> **AIM OF THE TASK**: Copy out each line in the material below that has the word "tlocalhost".

[begin ENTRIES SUPPLIED]

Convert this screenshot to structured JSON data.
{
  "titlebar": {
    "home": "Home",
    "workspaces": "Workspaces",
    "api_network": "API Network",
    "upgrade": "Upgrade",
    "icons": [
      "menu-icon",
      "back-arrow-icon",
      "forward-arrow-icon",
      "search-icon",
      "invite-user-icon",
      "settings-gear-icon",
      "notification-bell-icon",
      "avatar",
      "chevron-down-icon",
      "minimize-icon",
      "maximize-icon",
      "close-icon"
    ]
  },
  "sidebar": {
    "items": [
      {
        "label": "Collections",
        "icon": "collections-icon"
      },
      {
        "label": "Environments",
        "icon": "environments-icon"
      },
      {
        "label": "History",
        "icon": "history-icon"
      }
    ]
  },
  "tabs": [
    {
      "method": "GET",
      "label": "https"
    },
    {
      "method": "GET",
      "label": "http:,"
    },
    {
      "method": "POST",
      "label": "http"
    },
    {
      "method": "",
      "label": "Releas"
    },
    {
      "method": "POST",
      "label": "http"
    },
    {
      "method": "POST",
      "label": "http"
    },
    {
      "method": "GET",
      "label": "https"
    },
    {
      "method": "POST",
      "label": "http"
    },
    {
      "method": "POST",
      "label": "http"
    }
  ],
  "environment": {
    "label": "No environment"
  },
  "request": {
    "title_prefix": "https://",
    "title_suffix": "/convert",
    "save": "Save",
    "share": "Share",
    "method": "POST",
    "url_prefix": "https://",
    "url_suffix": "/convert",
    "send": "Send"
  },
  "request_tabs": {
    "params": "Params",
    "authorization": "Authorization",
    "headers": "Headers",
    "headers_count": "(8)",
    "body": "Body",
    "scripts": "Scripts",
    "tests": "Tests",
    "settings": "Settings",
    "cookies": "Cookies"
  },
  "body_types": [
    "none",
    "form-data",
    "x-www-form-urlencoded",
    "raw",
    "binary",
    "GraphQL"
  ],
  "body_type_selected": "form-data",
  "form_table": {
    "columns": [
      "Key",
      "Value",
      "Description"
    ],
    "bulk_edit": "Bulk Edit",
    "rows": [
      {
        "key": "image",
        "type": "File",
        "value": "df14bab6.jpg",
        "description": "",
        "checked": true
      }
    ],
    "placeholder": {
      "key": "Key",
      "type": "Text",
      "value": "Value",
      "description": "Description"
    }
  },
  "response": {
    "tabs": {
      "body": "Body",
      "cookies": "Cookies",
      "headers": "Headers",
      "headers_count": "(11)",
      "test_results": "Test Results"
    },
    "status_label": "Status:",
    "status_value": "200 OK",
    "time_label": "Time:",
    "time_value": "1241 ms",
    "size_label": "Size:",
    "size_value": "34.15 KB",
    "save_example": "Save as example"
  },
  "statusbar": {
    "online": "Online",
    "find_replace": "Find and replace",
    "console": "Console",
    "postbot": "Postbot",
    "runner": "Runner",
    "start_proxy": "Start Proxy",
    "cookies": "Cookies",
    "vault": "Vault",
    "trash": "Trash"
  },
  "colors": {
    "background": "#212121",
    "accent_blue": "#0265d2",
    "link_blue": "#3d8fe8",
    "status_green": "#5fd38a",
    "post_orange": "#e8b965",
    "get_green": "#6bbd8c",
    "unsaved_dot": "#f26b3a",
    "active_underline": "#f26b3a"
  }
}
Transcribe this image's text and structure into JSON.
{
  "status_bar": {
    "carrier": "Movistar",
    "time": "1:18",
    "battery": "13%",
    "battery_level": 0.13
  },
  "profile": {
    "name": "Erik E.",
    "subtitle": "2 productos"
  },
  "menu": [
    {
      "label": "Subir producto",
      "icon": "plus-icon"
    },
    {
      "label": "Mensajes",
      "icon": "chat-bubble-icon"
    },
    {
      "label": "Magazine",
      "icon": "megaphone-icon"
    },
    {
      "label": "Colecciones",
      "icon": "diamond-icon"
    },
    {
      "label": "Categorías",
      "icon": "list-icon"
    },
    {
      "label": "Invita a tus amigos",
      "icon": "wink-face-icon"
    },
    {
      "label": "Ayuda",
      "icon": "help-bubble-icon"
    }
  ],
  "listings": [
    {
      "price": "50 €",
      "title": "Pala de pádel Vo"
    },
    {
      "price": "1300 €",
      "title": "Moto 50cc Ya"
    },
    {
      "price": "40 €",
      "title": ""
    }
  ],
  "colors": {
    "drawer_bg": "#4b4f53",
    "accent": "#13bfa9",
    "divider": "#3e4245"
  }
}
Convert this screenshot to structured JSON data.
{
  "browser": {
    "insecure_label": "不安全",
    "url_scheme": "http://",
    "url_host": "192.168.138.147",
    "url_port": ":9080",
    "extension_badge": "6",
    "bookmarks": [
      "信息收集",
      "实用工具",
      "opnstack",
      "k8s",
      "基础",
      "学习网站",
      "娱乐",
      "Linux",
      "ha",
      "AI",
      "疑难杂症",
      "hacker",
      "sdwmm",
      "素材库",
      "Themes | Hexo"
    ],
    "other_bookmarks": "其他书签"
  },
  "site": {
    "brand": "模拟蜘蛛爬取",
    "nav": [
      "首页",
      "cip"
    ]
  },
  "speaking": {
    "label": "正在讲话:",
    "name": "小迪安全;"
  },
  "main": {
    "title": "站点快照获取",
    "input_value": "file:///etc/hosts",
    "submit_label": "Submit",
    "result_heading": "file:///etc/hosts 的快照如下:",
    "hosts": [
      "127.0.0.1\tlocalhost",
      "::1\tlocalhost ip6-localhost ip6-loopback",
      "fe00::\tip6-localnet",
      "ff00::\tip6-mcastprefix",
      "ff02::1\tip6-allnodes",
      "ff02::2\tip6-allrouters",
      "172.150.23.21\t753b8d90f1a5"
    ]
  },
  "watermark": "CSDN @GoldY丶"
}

[end ENTRIES SUPPLIED]

> **RESPONSE BELOW**:
      "127.0.0.1\tlocalhost",
      "::1\tlocalhost ip6-localhost ip6-loopback",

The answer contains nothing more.